--- START Records provided ---

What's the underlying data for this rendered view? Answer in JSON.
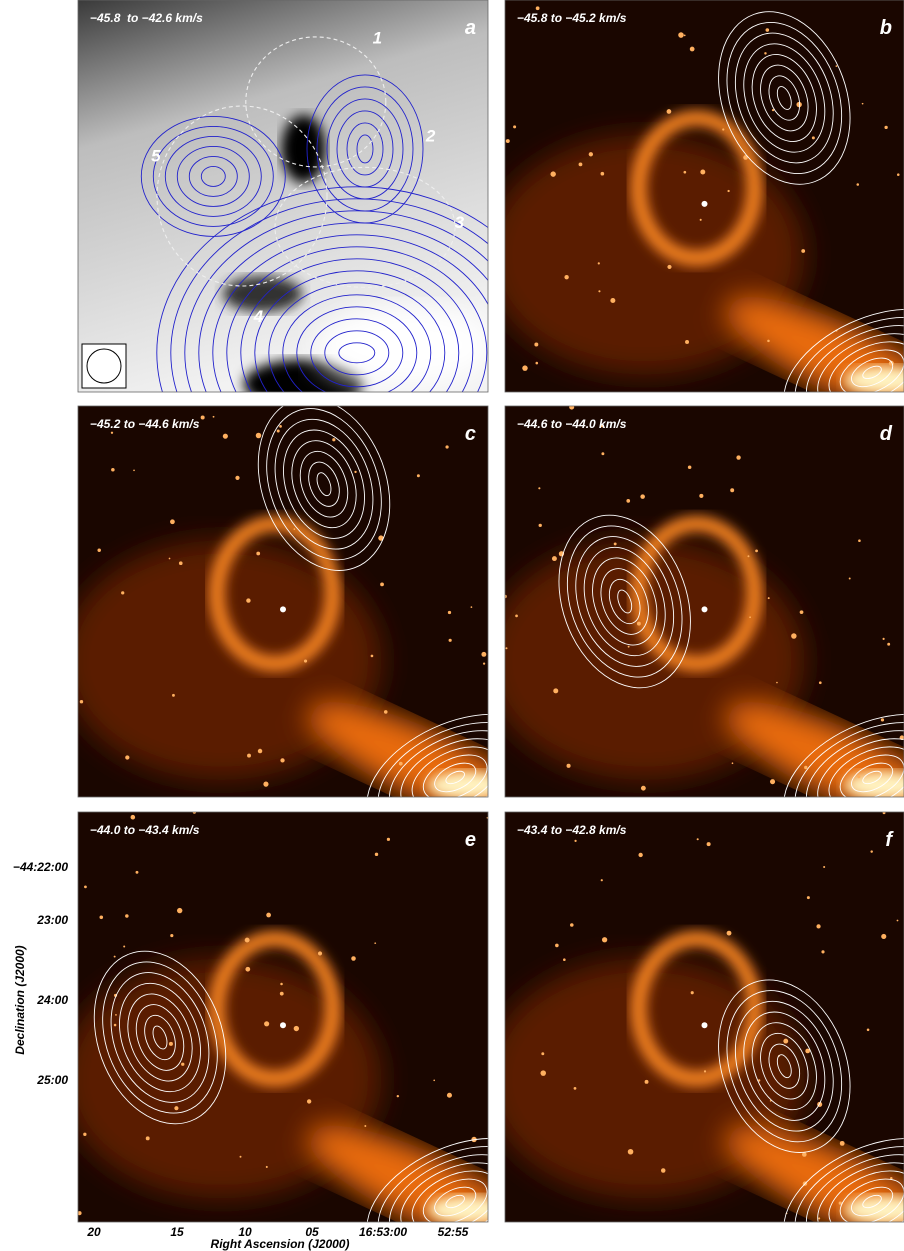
{
  "panels": [
    {
      "letter": "a",
      "velocity": "−45.8  to −42.6 km/s",
      "regions": [
        "1",
        "2",
        "3",
        "4",
        "5"
      ]
    },
    {
      "letter": "b",
      "velocity": "−45.8 to −45.2 km/s"
    },
    {
      "letter": "c",
      "velocity": "−45.2 to −44.6 km/s"
    },
    {
      "letter": "d",
      "velocity": "−44.6 to −44.0 km/s"
    },
    {
      "letter": "e",
      "velocity": "−44.0 to −43.4 km/s"
    },
    {
      "letter": "f",
      "velocity": "−43.4 to −42.8 km/s"
    }
  ],
  "axes": {
    "x_title": "Right Ascension (J2000)",
    "x_ticks": [
      "20",
      "15",
      "10",
      "05",
      "16:53:00",
      "52:55"
    ],
    "y_title": "Declination (J2000)",
    "y_ticks": [
      "−44:22:00",
      "23:00",
      "24:00",
      "25:00"
    ]
  }
}
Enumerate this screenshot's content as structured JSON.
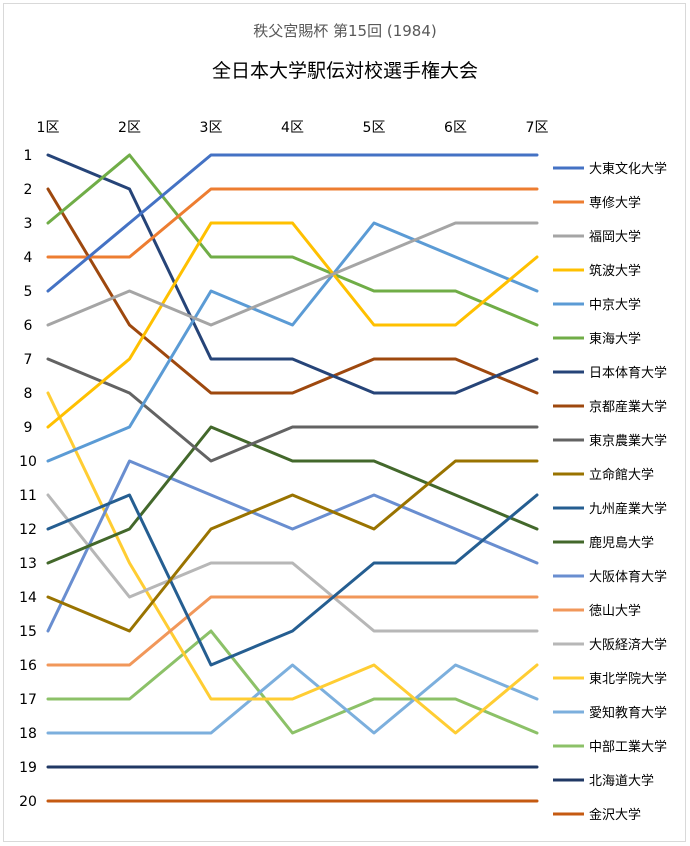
{
  "chart_data": {
    "type": "line",
    "title": "全日本大学駅伝対校選手権大会",
    "subtitle": "秩父宮賜杯 第15回 (1984)",
    "categories": [
      "1区",
      "2区",
      "3区",
      "4区",
      "5区",
      "6区",
      "7区"
    ],
    "y_ticks": [
      "1",
      "2",
      "3",
      "4",
      "5",
      "6",
      "7",
      "8",
      "9",
      "10",
      "11",
      "12",
      "13",
      "14",
      "15",
      "16",
      "17",
      "18",
      "19",
      "20"
    ],
    "ylim": [
      1,
      20
    ],
    "y_reversed": true,
    "x_axis_position": "top",
    "grid": false,
    "legend_position": "right",
    "series": [
      {
        "name": "大東文化大学",
        "color": "#4472C4",
        "values": [
          5,
          3,
          1,
          1,
          1,
          1,
          1
        ]
      },
      {
        "name": "専修大学",
        "color": "#ED7D31",
        "values": [
          4,
          4,
          2,
          2,
          2,
          2,
          2
        ]
      },
      {
        "name": "福岡大学",
        "color": "#A5A5A5",
        "values": [
          6,
          5,
          6,
          5,
          4,
          3,
          3
        ]
      },
      {
        "name": "筑波大学",
        "color": "#FFC000",
        "values": [
          9,
          7,
          3,
          3,
          6,
          6,
          4
        ]
      },
      {
        "name": "中京大学",
        "color": "#5B9BD5",
        "values": [
          10,
          9,
          5,
          6,
          3,
          4,
          5
        ]
      },
      {
        "name": "東海大学",
        "color": "#70AD47",
        "values": [
          3,
          1,
          4,
          4,
          5,
          5,
          6
        ]
      },
      {
        "name": "日本体育大学",
        "color": "#264478",
        "values": [
          1,
          2,
          7,
          7,
          8,
          8,
          7
        ]
      },
      {
        "name": "京都産業大学",
        "color": "#9E480E",
        "values": [
          2,
          6,
          8,
          8,
          7,
          7,
          8
        ]
      },
      {
        "name": "東京農業大学",
        "color": "#636363",
        "values": [
          7,
          8,
          10,
          9,
          9,
          9,
          9
        ]
      },
      {
        "name": "立命館大学",
        "color": "#997300",
        "values": [
          14,
          15,
          12,
          11,
          12,
          10,
          10
        ]
      },
      {
        "name": "九州産業大学",
        "color": "#255E91",
        "values": [
          12,
          11,
          16,
          15,
          13,
          13,
          11
        ]
      },
      {
        "name": "鹿児島大学",
        "color": "#43682B",
        "values": [
          13,
          12,
          9,
          10,
          10,
          11,
          12
        ]
      },
      {
        "name": "大阪体育大学",
        "color": "#698ED0",
        "values": [
          15,
          10,
          11,
          12,
          11,
          12,
          13
        ]
      },
      {
        "name": "徳山大学",
        "color": "#F1975A",
        "values": [
          16,
          16,
          14,
          14,
          14,
          14,
          14
        ]
      },
      {
        "name": "大阪経済大学",
        "color": "#B7B7B7",
        "values": [
          11,
          14,
          13,
          13,
          15,
          15,
          15
        ]
      },
      {
        "name": "東北学院大学",
        "color": "#FFCD33",
        "values": [
          8,
          13,
          17,
          17,
          16,
          18,
          16
        ]
      },
      {
        "name": "愛知教育大学",
        "color": "#7CAFDD",
        "values": [
          18,
          18,
          18,
          16,
          18,
          16,
          17
        ]
      },
      {
        "name": "中部工業大学",
        "color": "#8CC168",
        "values": [
          17,
          17,
          15,
          18,
          17,
          17,
          18
        ]
      },
      {
        "name": "北海道大学",
        "color": "#203864",
        "values": [
          19,
          19,
          19,
          19,
          19,
          19,
          19
        ]
      },
      {
        "name": "金沢大学",
        "color": "#C55A11",
        "values": [
          20,
          20,
          20,
          20,
          20,
          20,
          20
        ]
      }
    ]
  }
}
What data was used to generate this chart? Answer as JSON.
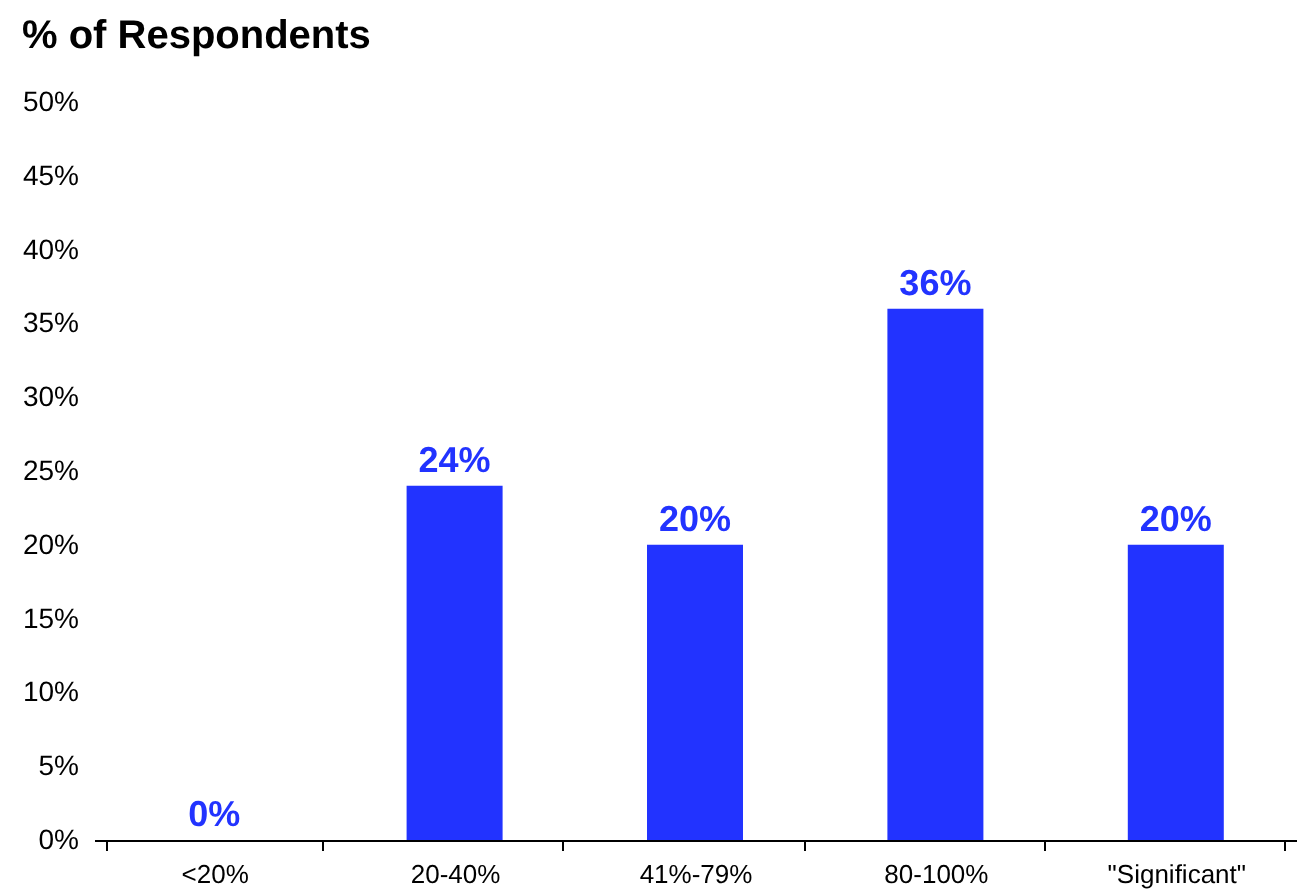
{
  "chart_data": {
    "type": "bar",
    "title": "% of Respondents",
    "categories": [
      "<20%",
      "20-40%",
      "41%-79%",
      "80-100%",
      "\"Significant\""
    ],
    "values": [
      0,
      24,
      20,
      36,
      20
    ],
    "value_labels": [
      "0%",
      "24%",
      "20%",
      "36%",
      "20%"
    ],
    "color": "#2233ff",
    "ylim": [
      0,
      50
    ],
    "yticks": [
      {
        "value": 0,
        "label": "0%"
      },
      {
        "value": 5,
        "label": "5%"
      },
      {
        "value": 10,
        "label": "10%"
      },
      {
        "value": 15,
        "label": "15%"
      },
      {
        "value": 20,
        "label": "20%"
      },
      {
        "value": 25,
        "label": "25%"
      },
      {
        "value": 30,
        "label": "30%"
      },
      {
        "value": 35,
        "label": "35%"
      },
      {
        "value": 40,
        "label": "40%"
      },
      {
        "value": 45,
        "label": "45%"
      },
      {
        "value": 50,
        "label": "50%"
      }
    ],
    "grid": false
  }
}
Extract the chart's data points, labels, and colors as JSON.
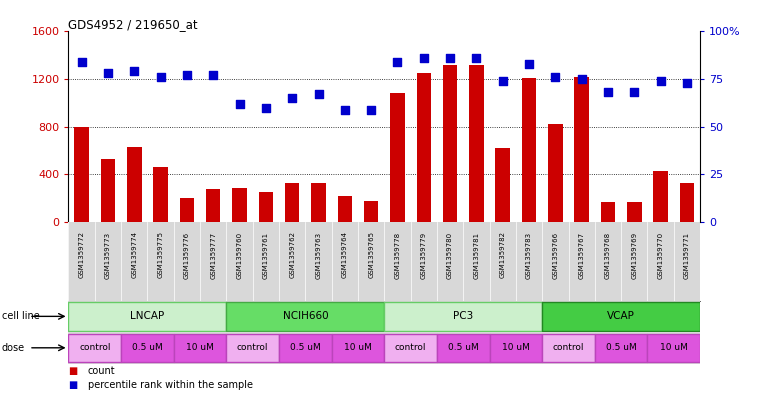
{
  "title": "GDS4952 / 219650_at",
  "samples": [
    "GSM1359772",
    "GSM1359773",
    "GSM1359774",
    "GSM1359775",
    "GSM1359776",
    "GSM1359777",
    "GSM1359760",
    "GSM1359761",
    "GSM1359762",
    "GSM1359763",
    "GSM1359764",
    "GSM1359765",
    "GSM1359778",
    "GSM1359779",
    "GSM1359780",
    "GSM1359781",
    "GSM1359782",
    "GSM1359783",
    "GSM1359766",
    "GSM1359767",
    "GSM1359768",
    "GSM1359769",
    "GSM1359770",
    "GSM1359771"
  ],
  "counts": [
    800,
    530,
    630,
    460,
    200,
    280,
    285,
    250,
    330,
    330,
    220,
    175,
    1080,
    1250,
    1320,
    1320,
    620,
    1210,
    820,
    1220,
    170,
    170,
    430,
    330
  ],
  "percentile_ranks": [
    84,
    78,
    79,
    76,
    77,
    77,
    62,
    60,
    65,
    67,
    59,
    59,
    84,
    86,
    86,
    86,
    74,
    83,
    76,
    75,
    68,
    68,
    74,
    73
  ],
  "bar_color": "#cc0000",
  "dot_color": "#0000cc",
  "ylim_left": [
    0,
    1600
  ],
  "ylim_right": [
    0,
    100
  ],
  "yticks_left": [
    0,
    400,
    800,
    1200,
    1600
  ],
  "yticks_right": [
    0,
    25,
    50,
    75,
    100
  ],
  "grid_values": [
    400,
    800,
    1200
  ],
  "bar_width": 0.55,
  "dot_size": 40,
  "bg_color": "#ffffff",
  "cell_line_rows": [
    {
      "name": "LNCAP",
      "start": 0,
      "end": 6,
      "bg": "#ccf0cc",
      "border": "#66cc66"
    },
    {
      "name": "NCIH660",
      "start": 6,
      "end": 12,
      "bg": "#66dd66",
      "border": "#44aa44"
    },
    {
      "name": "PC3",
      "start": 12,
      "end": 18,
      "bg": "#ccf0cc",
      "border": "#66cc66"
    },
    {
      "name": "VCAP",
      "start": 18,
      "end": 24,
      "bg": "#44cc44",
      "border": "#228822"
    }
  ],
  "dose_groups": [
    {
      "label": "control",
      "start": 0,
      "end": 2,
      "color": "#f0b0f0"
    },
    {
      "label": "0.5 uM",
      "start": 2,
      "end": 4,
      "color": "#dd55dd"
    },
    {
      "label": "10 uM",
      "start": 4,
      "end": 6,
      "color": "#dd55dd"
    },
    {
      "label": "control",
      "start": 6,
      "end": 8,
      "color": "#f0b0f0"
    },
    {
      "label": "0.5 uM",
      "start": 8,
      "end": 10,
      "color": "#dd55dd"
    },
    {
      "label": "10 uM",
      "start": 10,
      "end": 12,
      "color": "#dd55dd"
    },
    {
      "label": "control",
      "start": 12,
      "end": 14,
      "color": "#f0b0f0"
    },
    {
      "label": "0.5 uM",
      "start": 14,
      "end": 16,
      "color": "#dd55dd"
    },
    {
      "label": "10 uM",
      "start": 16,
      "end": 18,
      "color": "#dd55dd"
    },
    {
      "label": "control",
      "start": 18,
      "end": 20,
      "color": "#f0b0f0"
    },
    {
      "label": "0.5 uM",
      "start": 20,
      "end": 22,
      "color": "#dd55dd"
    },
    {
      "label": "10 uM",
      "start": 22,
      "end": 24,
      "color": "#dd55dd"
    }
  ]
}
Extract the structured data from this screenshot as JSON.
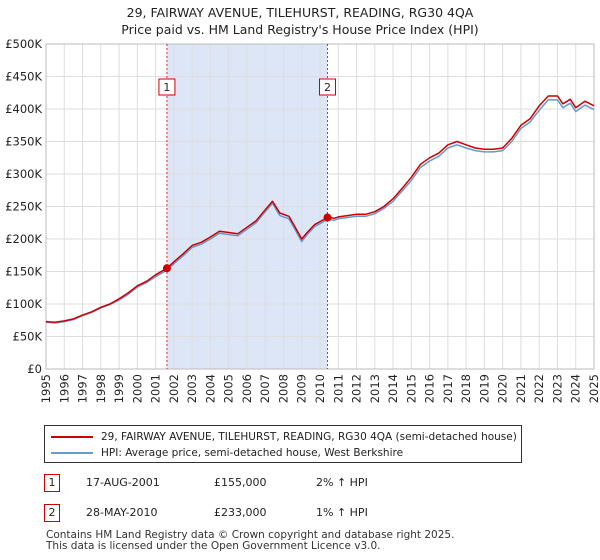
{
  "title": {
    "line1": "29, FAIRWAY AVENUE, TILEHURST, READING, RG30 4QA",
    "line2": "Price paid vs. HM Land Registry's House Price Index (HPI)"
  },
  "colors": {
    "price_line": "#cc0000",
    "hpi_line": "#6699cc",
    "shade": "#dde6f7",
    "marker_border": "#cc0000",
    "grid": "#dddddd"
  },
  "chart_data": {
    "type": "line",
    "title": "29, FAIRWAY AVENUE, TILEHURST, READING, RG30 4QA — Price paid vs. HM Land Registry's House Price Index (HPI)",
    "xlabel": "",
    "ylabel": "",
    "xlim": [
      1995,
      2025
    ],
    "ylim": [
      0,
      500000
    ],
    "x_ticks": [
      "1995",
      "1996",
      "1997",
      "1998",
      "1999",
      "2000",
      "2001",
      "2002",
      "2003",
      "2004",
      "2005",
      "2006",
      "2007",
      "2008",
      "2009",
      "2010",
      "2011",
      "2012",
      "2013",
      "2014",
      "2015",
      "2016",
      "2017",
      "2018",
      "2019",
      "2020",
      "2021",
      "2022",
      "2023",
      "2024",
      "2025"
    ],
    "y_ticks": [
      {
        "value": 0,
        "label": "£0"
      },
      {
        "value": 50000,
        "label": "£50K"
      },
      {
        "value": 100000,
        "label": "£100K"
      },
      {
        "value": 150000,
        "label": "£150K"
      },
      {
        "value": 200000,
        "label": "£200K"
      },
      {
        "value": 250000,
        "label": "£250K"
      },
      {
        "value": 300000,
        "label": "£300K"
      },
      {
        "value": 350000,
        "label": "£350K"
      },
      {
        "value": 400000,
        "label": "£400K"
      },
      {
        "value": 450000,
        "label": "£450K"
      },
      {
        "value": 500000,
        "label": "£500K"
      }
    ],
    "grid": true,
    "shaded_range": [
      2001.62,
      2010.41
    ],
    "series": [
      {
        "name": "29, FAIRWAY AVENUE, TILEHURST, READING, RG30 4QA (semi-detached house)",
        "x": [
          1995.0,
          1995.5,
          1996.0,
          1996.5,
          1997.0,
          1997.5,
          1998.0,
          1998.5,
          1999.0,
          1999.5,
          2000.0,
          2000.5,
          2001.0,
          2001.62,
          2002.0,
          2002.5,
          2003.0,
          2003.5,
          2004.0,
          2004.5,
          2005.0,
          2005.5,
          2006.0,
          2006.5,
          2007.0,
          2007.4,
          2007.8,
          2008.3,
          2008.7,
          2009.0,
          2009.3,
          2009.7,
          2010.41,
          2010.8,
          2011.0,
          2011.5,
          2012.0,
          2012.5,
          2013.0,
          2013.5,
          2014.0,
          2014.5,
          2015.0,
          2015.5,
          2016.0,
          2016.5,
          2017.0,
          2017.5,
          2018.0,
          2018.5,
          2019.0,
          2019.5,
          2020.0,
          2020.5,
          2021.0,
          2021.5,
          2022.0,
          2022.5,
          2023.0,
          2023.3,
          2023.7,
          2024.0,
          2024.5,
          2025.0
        ],
        "values": [
          73000,
          72000,
          74000,
          77000,
          83000,
          88000,
          95000,
          100000,
          108000,
          117000,
          128000,
          135000,
          145000,
          155000,
          165000,
          177000,
          190000,
          195000,
          203000,
          212000,
          210000,
          208000,
          218000,
          228000,
          245000,
          258000,
          240000,
          235000,
          215000,
          200000,
          210000,
          222000,
          233000,
          232000,
          234000,
          236000,
          238000,
          238000,
          242000,
          250000,
          262000,
          278000,
          295000,
          315000,
          325000,
          332000,
          345000,
          350000,
          345000,
          340000,
          338000,
          338000,
          340000,
          355000,
          375000,
          385000,
          405000,
          420000,
          420000,
          408000,
          415000,
          402000,
          412000,
          405000
        ]
      },
      {
        "name": "HPI: Average price, semi-detached house, West Berkshire",
        "x": [
          1995.0,
          1995.5,
          1996.0,
          1996.5,
          1997.0,
          1997.5,
          1998.0,
          1998.5,
          1999.0,
          1999.5,
          2000.0,
          2000.5,
          2001.0,
          2001.62,
          2002.0,
          2002.5,
          2003.0,
          2003.5,
          2004.0,
          2004.5,
          2005.0,
          2005.5,
          2006.0,
          2006.5,
          2007.0,
          2007.4,
          2007.8,
          2008.3,
          2008.7,
          2009.0,
          2009.3,
          2009.7,
          2010.41,
          2010.8,
          2011.0,
          2011.5,
          2012.0,
          2012.5,
          2013.0,
          2013.5,
          2014.0,
          2014.5,
          2015.0,
          2015.5,
          2016.0,
          2016.5,
          2017.0,
          2017.5,
          2018.0,
          2018.5,
          2019.0,
          2019.5,
          2020.0,
          2020.5,
          2021.0,
          2021.5,
          2022.0,
          2022.5,
          2023.0,
          2023.3,
          2023.7,
          2024.0,
          2024.5,
          2025.0
        ],
        "values": [
          72000,
          71000,
          73000,
          76000,
          82000,
          87000,
          94000,
          99000,
          106000,
          115000,
          126000,
          133000,
          142000,
          152000,
          162000,
          174000,
          187000,
          192000,
          200000,
          209000,
          207000,
          205000,
          215000,
          225000,
          242000,
          255000,
          236000,
          231000,
          211000,
          196000,
          207000,
          219000,
          230000,
          229000,
          231000,
          233000,
          235000,
          235000,
          239000,
          247000,
          258000,
          274000,
          290000,
          310000,
          320000,
          327000,
          340000,
          345000,
          340000,
          336000,
          334000,
          334000,
          336000,
          350000,
          370000,
          380000,
          398000,
          414000,
          414000,
          402000,
          409000,
          396000,
          406000,
          399000
        ]
      }
    ],
    "annotations": [
      {
        "label": "1",
        "x": 2001.62,
        "value": 155000
      },
      {
        "label": "2",
        "x": 2010.41,
        "value": 233000
      }
    ]
  },
  "legend": {
    "price_label": "29, FAIRWAY AVENUE, TILEHURST, READING, RG30 4QA (semi-detached house)",
    "hpi_label": "HPI: Average price, semi-detached house, West Berkshire"
  },
  "transactions": [
    {
      "num": "1",
      "date": "17-AUG-2001",
      "price": "£155,000",
      "hpi": "2% ↑ HPI"
    },
    {
      "num": "2",
      "date": "28-MAY-2010",
      "price": "£233,000",
      "hpi": "1% ↑ HPI"
    }
  ],
  "footer": {
    "line1": "Contains HM Land Registry data © Crown copyright and database right 2025.",
    "line2": "This data is licensed under the Open Government Licence v3.0."
  }
}
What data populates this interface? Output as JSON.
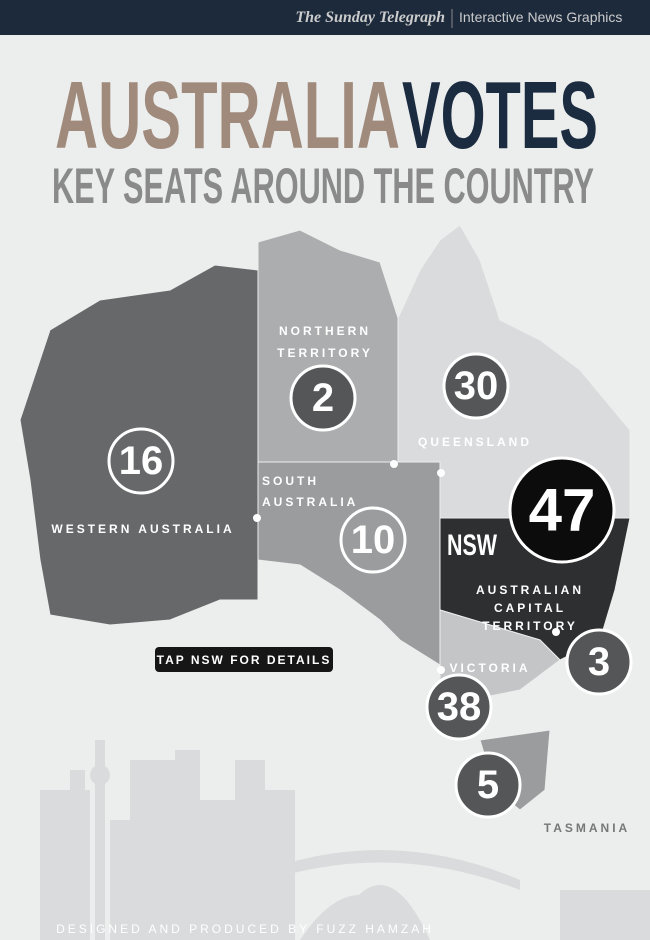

--- END Records provided ---

# [Set problem]
Output a single number: how many lines contain the word "colors".

# [The reply]
2